Short task: Can you write out all the lines word for word, with no pictures?
========
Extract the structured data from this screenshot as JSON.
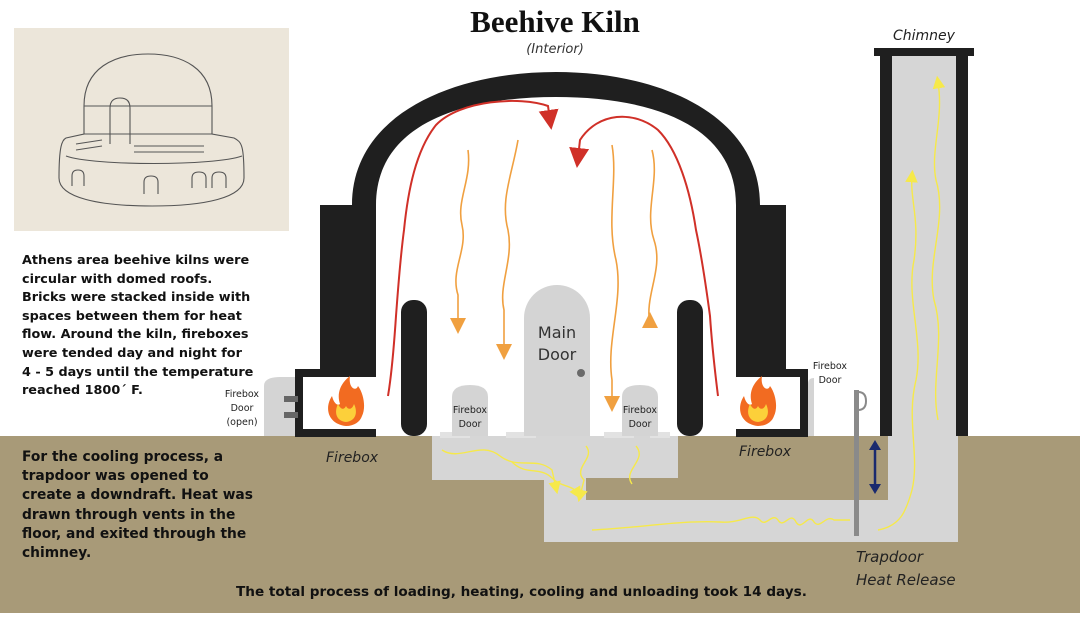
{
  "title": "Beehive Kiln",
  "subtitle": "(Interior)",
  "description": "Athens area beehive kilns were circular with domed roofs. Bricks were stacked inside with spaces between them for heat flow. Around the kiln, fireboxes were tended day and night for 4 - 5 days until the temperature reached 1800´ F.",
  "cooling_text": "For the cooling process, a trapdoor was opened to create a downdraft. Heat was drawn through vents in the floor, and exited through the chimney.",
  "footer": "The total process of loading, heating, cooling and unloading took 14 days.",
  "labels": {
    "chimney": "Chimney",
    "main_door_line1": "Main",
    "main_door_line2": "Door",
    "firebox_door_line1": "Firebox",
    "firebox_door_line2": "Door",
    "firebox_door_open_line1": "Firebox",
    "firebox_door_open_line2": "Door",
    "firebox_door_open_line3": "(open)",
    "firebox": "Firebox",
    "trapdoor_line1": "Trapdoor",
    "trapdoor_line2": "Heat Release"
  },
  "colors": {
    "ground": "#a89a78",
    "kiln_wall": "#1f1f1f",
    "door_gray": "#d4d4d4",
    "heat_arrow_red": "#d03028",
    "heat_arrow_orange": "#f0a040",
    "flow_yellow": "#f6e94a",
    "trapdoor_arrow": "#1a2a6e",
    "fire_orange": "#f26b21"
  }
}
========
Reply to the exercise:
Extract the structured data from this screenshot as JSON.
{
  "title": "Beehive Kiln",
  "subtitle": "(Interior)",
  "description": "Athens area beehive kilns were circular with domed roofs. Bricks were stacked inside with spaces between them for heat flow. Around the kiln, fireboxes were tended day and night for 4 - 5 days until the temperature reached 1800´ F.",
  "cooling_text": "For the cooling process, a trapdoor was opened to create a downdraft. Heat was drawn through vents in the floor, and exited through the chimney.",
  "footer": "The total process of loading, heating, cooling and unloading took 14 days.",
  "labels": {
    "chimney": "Chimney",
    "main_door_line1": "Main",
    "main_door_line2": "Door",
    "firebox_door_line1": "Firebox",
    "firebox_door_line2": "Door",
    "firebox_door_open_line1": "Firebox",
    "firebox_door_open_line2": "Door",
    "firebox_door_open_line3": "(open)",
    "firebox": "Firebox",
    "trapdoor_line1": "Trapdoor",
    "trapdoor_line2": "Heat Release"
  },
  "colors": {
    "ground": "#a89a78",
    "kiln_wall": "#1f1f1f",
    "door_gray": "#d4d4d4",
    "heat_arrow_red": "#d03028",
    "heat_arrow_orange": "#f0a040",
    "flow_yellow": "#f6e94a",
    "trapdoor_arrow": "#1a2a6e",
    "fire_orange": "#f26b21"
  }
}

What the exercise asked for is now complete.